Start of RECORD LIST
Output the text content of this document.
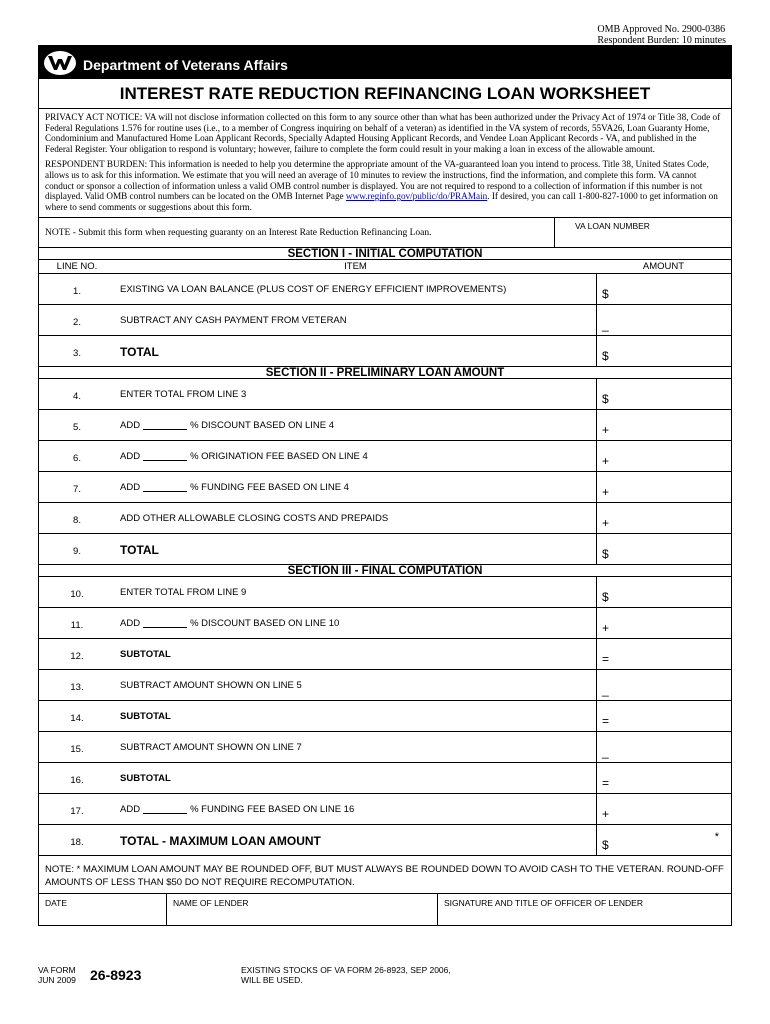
OMB Approved No. 2900-0386
Respondent Burden: 10 minutes
Department of Veterans Affairs
INTEREST RATE REDUCTION REFINANCING LOAN WORKSHEET

PRIVACY ACT NOTICE: VA will not disclose information collected on this form to any source other than what has been authorized under the Privacy Act of 1974 or Title 38, Code of Federal Regulations 1.576 for routine uses (i.e., to a member of Congress inquiring on behalf of a veteran) as identified in the VA system of records, 55VA26, Loan Guaranty Home, Condominium and Manufactured Home Loan Applicant Records, Specially Adapted Housing Applicant Records, and Vendee Loan Applicant Records - VA, and published in the Federal Register. Your obligation to respond is voluntary; however, failure to complete the form could result in your making a loan in excess of the allowable amount.

RESPONDENT BURDEN: This information is needed to help you determine the appropriate amount of the VA-guaranteed loan you intend to process. Title 38, United States Code, allows us to ask for this information. We estimate that you will need an average of 10 minutes to review the instructions, find the information, and complete this form. VA cannot conduct or sponsor a collection of information unless a valid OMB control number is displayed. You are not required to respond to a collection of information if this number is not displayed. Valid OMB control numbers can be located on the OMB Internet Page www.reginfo.gov/public/do/PRAMain. If desired, you can call 1-800-827-1000 to get information on where to send comments or suggestions about this form.

NOTE - Submit this form when requesting guaranty on an Interest Rate Reduction Refinancing Loan.
VA LOAN NUMBER
SECTION I - INITIAL COMPUTATION
LINE NO.	ITEM	AMOUNT
1.	EXISTING VA LOAN BALANCE (PLUS COST OF ENERGY EFFICIENT IMPROVEMENTS)	$
2.	SUBTRACT ANY CASH PAYMENT FROM VETERAN	_
3.	TOTAL	$
SECTION II - PRELIMINARY LOAN AMOUNT
4.	ENTER TOTAL FROM LINE 3	$
5.	ADD	% DISCOUNT BASED ON LINE 4	+
6.	ADD	% ORIGINATION FEE BASED ON LINE 4	+
7.	ADD	% FUNDING FEE BASED ON LINE 4	+
8.	ADD OTHER ALLOWABLE CLOSING COSTS AND PREPAIDS	+
9.	TOTAL	$
SECTION III - FINAL COMPUTATION
10.	ENTER TOTAL FROM LINE 9	$
11.	ADD	% DISCOUNT BASED ON LINE 10	+
12.	SUBTOTAL	=
13.	SUBTRACT AMOUNT SHOWN ON LINE 5	_
14.	SUBTOTAL	=
15.	SUBTRACT AMOUNT SHOWN ON LINE 7	_
16.	SUBTOTAL	=
17.	ADD	% FUNDING FEE BASED ON LINE 16	+
18.	TOTAL - MAXIMUM LOAN AMOUNT	$
*
NOTE: * MAXIMUM LOAN AMOUNT MAY BE ROUNDED OFF, BUT MUST ALWAYS BE ROUNDED DOWN TO AVOID CASH TO THE VETERAN. ROUND-OFF AMOUNTS OF LESS THAN $50 DO NOT REQUIRE RECOMPUTATION.
DATE	NAME OF LENDER	SIGNATURE AND TITLE OF OFFICER OF LENDER
VA FORM
JUN 2009 26-8923	EXISTING STOCKS OF VA FORM 26-8923, SEP 2006,
WILL BE USED.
End of RECORD LIST
◆ WHAT YOU SHOULD DO:
Leave out the pictures and give the listing above again exactly.

◆ SOLUTION FOR THIS PROBLEM:
Output the text content of this document.
OMB Approved No. 2900-0386
Respondent Burden: 10 minutes
Department of Veterans Affairs
INTEREST RATE REDUCTION REFINANCING LOAN WORKSHEET

PRIVACY ACT NOTICE: VA will not disclose information collected on this form to any source other than what has been authorized under the Privacy Act of 1974 or Title 38, Code of Federal Regulations 1.576 for routine uses (i.e., to a member of Congress inquiring on behalf of a veteran) as identified in the VA system of records, 55VA26, Loan Guaranty Home, Condominium and Manufactured Home Loan Applicant Records, Specially Adapted Housing Applicant Records, and Vendee Loan Applicant Records - VA, and published in the Federal Register. Your obligation to respond is voluntary; however, failure to complete the form could result in your making a loan in excess of the allowable amount.

RESPONDENT BURDEN: This information is needed to help you determine the appropriate amount of the VA-guaranteed loan you intend to process. Title 38, United States Code, allows us to ask for this information. We estimate that you will need an average of 10 minutes to review the instructions, find the information, and complete this form. VA cannot conduct or sponsor a collection of information unless a valid OMB control number is displayed. You are not required to respond to a collection of information if this number is not displayed. Valid OMB control numbers can be located on the OMB Internet Page www.reginfo.gov/public/do/PRAMain. If desired, you can call 1-800-827-1000 to get information on where to send comments or suggestions about this form.

NOTE - Submit this form when requesting guaranty on an Interest Rate Reduction Refinancing Loan.
VA LOAN NUMBER
SECTION I - INITIAL COMPUTATION
LINE NO.	ITEM	AMOUNT
1.	EXISTING VA LOAN BALANCE (PLUS COST OF ENERGY EFFICIENT IMPROVEMENTS)	$
2.	SUBTRACT ANY CASH PAYMENT FROM VETERAN	_
3.	TOTAL	$
SECTION II - PRELIMINARY LOAN AMOUNT
4.	ENTER TOTAL FROM LINE 3	$
5.	ADD	% DISCOUNT BASED ON LINE 4	+
6.	ADD	% ORIGINATION FEE BASED ON LINE 4	+
7.	ADD	% FUNDING FEE BASED ON LINE 4	+
8.	ADD OTHER ALLOWABLE CLOSING COSTS AND PREPAIDS	+
9.	TOTAL	$
SECTION III - FINAL COMPUTATION
10.	ENTER TOTAL FROM LINE 9	$
11.	ADD	% DISCOUNT BASED ON LINE 10	+
12.	SUBTOTAL	=
13.	SUBTRACT AMOUNT SHOWN ON LINE 5	_
14.	SUBTOTAL	=
15.	SUBTRACT AMOUNT SHOWN ON LINE 7	_
16.	SUBTOTAL	=
17.	ADD	% FUNDING FEE BASED ON LINE 16	+
18.	TOTAL - MAXIMUM LOAN AMOUNT	$
*
NOTE: * MAXIMUM LOAN AMOUNT MAY BE ROUNDED OFF, BUT MUST ALWAYS BE ROUNDED DOWN TO AVOID CASH TO THE VETERAN. ROUND-OFF AMOUNTS OF LESS THAN $50 DO NOT REQUIRE RECOMPUTATION.
DATE	NAME OF LENDER	SIGNATURE AND TITLE OF OFFICER OF LENDER
VA FORM
JUN 2009 26-8923	EXISTING STOCKS OF VA FORM 26-8923, SEP 2006,
WILL BE USED.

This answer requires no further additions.